[Begin INFORMATION SHOWN]
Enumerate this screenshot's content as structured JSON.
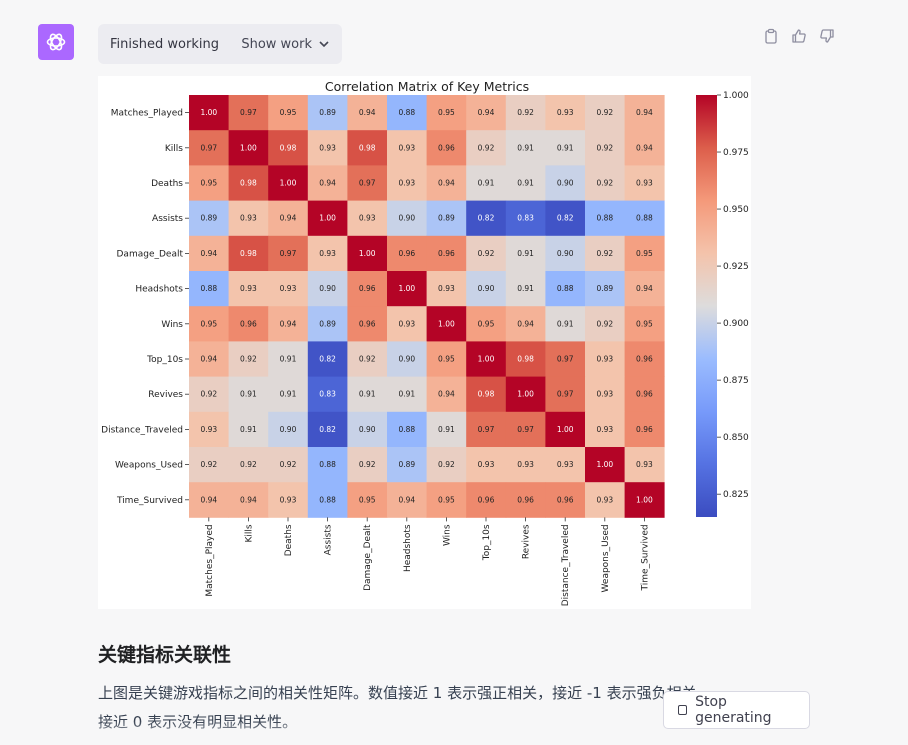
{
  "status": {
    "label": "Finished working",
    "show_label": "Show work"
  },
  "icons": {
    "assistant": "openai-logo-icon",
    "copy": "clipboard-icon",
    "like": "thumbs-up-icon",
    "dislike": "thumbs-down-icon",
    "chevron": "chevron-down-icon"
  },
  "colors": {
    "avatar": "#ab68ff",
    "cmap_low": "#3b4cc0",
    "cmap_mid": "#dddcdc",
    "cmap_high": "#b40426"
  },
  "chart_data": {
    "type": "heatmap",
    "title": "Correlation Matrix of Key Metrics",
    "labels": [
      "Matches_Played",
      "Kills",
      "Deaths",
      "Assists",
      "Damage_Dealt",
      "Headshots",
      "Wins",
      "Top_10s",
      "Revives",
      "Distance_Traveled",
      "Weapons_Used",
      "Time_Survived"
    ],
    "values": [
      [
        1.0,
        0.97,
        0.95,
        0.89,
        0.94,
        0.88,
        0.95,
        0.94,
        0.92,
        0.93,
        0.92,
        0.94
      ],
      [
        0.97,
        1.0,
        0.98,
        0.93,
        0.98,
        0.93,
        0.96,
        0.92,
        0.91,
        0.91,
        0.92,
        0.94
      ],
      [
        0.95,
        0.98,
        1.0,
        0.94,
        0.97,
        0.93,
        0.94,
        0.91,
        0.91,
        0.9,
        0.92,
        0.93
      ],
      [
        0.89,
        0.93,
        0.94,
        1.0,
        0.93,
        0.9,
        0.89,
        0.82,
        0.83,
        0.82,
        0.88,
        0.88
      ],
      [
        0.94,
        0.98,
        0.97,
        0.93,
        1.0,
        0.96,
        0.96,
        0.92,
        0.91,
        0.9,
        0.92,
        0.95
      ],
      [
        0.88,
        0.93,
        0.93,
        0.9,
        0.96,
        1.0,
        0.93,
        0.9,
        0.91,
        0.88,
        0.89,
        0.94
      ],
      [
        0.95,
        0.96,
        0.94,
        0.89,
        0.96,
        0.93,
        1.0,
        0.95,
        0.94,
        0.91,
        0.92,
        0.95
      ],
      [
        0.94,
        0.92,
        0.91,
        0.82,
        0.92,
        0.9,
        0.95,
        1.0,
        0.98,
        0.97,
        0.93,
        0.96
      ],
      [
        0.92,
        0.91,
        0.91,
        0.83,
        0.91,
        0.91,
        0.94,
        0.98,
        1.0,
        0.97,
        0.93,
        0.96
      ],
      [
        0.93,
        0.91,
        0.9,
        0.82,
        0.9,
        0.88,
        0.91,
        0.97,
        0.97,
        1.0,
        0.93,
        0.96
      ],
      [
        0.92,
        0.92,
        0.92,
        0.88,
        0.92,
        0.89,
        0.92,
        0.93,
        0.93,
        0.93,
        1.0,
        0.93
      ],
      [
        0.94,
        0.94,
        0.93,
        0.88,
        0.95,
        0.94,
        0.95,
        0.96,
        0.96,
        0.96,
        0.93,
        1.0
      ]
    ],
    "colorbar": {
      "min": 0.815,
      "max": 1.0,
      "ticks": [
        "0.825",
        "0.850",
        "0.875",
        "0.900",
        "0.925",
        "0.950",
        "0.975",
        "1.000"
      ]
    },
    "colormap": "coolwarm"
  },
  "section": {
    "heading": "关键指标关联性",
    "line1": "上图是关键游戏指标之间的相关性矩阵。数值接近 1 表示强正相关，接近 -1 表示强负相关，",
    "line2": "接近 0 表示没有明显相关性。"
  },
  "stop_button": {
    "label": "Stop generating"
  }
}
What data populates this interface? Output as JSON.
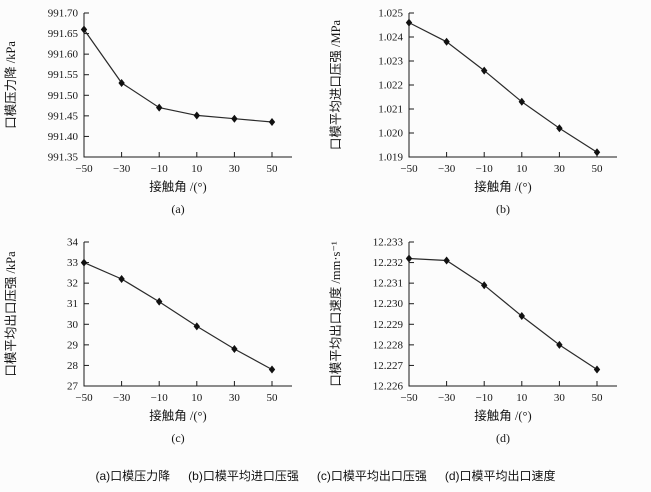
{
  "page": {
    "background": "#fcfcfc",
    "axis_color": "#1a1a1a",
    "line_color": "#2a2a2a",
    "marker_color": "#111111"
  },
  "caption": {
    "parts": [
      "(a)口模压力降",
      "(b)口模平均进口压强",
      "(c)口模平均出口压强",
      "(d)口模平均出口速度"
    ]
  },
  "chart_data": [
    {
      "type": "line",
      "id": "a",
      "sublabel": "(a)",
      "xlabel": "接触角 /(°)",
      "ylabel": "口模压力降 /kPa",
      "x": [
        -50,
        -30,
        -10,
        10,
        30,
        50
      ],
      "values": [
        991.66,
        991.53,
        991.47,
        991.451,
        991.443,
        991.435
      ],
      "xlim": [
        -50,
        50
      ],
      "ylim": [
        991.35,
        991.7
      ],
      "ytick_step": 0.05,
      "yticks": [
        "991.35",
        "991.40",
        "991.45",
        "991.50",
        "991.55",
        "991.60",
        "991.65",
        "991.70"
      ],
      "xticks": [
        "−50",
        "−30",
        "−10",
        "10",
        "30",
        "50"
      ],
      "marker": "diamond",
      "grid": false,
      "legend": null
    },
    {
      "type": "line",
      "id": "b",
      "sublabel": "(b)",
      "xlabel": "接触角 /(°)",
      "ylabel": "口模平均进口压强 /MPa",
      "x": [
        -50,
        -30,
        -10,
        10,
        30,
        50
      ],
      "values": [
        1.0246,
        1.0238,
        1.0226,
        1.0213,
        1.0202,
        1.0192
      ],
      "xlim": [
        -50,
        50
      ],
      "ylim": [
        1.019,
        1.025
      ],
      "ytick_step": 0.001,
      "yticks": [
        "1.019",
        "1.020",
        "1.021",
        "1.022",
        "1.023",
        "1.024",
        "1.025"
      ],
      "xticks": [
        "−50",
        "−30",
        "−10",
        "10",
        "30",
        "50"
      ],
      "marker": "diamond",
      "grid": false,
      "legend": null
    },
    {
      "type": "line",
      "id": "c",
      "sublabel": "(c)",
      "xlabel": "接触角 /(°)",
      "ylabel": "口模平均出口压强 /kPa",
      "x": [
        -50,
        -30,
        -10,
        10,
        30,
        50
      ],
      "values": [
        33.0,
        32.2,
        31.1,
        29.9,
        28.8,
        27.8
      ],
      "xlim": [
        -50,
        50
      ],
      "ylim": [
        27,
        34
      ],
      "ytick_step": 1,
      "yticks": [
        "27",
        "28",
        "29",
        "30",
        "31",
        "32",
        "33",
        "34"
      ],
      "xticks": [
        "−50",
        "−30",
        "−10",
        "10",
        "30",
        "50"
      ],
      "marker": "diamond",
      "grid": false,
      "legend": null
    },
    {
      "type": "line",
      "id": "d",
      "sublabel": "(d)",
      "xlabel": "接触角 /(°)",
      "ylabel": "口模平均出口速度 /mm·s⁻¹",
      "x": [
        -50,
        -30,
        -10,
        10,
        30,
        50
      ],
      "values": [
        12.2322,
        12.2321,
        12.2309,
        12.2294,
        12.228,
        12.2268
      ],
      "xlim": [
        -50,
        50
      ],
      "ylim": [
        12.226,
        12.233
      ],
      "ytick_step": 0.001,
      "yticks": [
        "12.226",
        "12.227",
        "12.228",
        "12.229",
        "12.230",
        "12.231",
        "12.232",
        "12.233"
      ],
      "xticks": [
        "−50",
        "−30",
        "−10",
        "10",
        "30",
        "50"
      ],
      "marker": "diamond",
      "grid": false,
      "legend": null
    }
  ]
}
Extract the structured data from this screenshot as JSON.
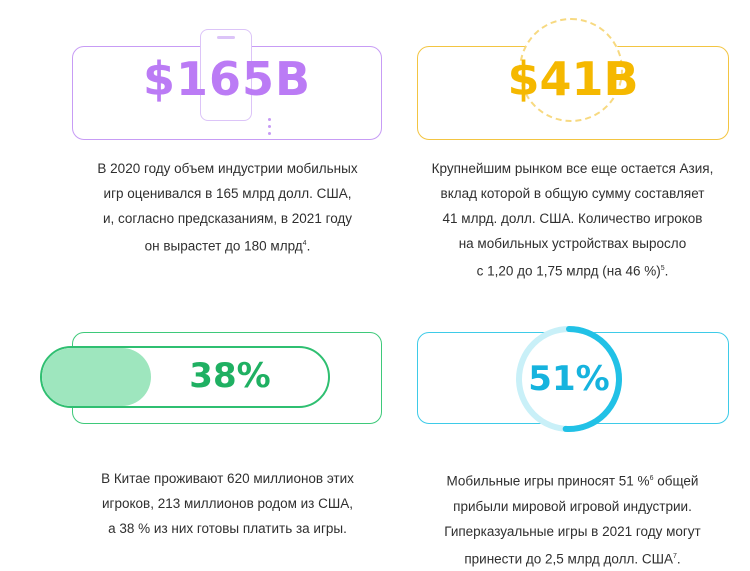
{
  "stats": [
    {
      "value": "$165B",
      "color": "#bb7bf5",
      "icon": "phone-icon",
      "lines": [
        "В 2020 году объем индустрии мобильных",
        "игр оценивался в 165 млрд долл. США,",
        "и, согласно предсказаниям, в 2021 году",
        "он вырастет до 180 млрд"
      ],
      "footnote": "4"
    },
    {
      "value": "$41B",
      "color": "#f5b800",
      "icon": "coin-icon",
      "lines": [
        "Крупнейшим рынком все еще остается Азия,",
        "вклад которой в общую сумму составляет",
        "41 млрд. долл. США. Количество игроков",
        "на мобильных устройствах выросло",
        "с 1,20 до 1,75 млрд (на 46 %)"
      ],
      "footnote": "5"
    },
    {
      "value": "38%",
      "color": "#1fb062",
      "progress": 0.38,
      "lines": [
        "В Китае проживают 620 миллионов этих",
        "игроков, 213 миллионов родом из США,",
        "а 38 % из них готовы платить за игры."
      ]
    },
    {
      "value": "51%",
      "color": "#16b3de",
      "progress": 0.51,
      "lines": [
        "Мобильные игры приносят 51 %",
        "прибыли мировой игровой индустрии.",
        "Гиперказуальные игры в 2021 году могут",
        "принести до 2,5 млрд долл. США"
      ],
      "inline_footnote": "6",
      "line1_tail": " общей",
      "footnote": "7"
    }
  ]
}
[End INFORMATION SHOWN]
▶ [THE PROBLEM] Identify every line above that includes the word "structured", and show those lines.

▶ [ANSWER TO THE TASK]
Enumerate this screenshot's content as structured JSON.
Extract the structured data from this screenshot as JSON.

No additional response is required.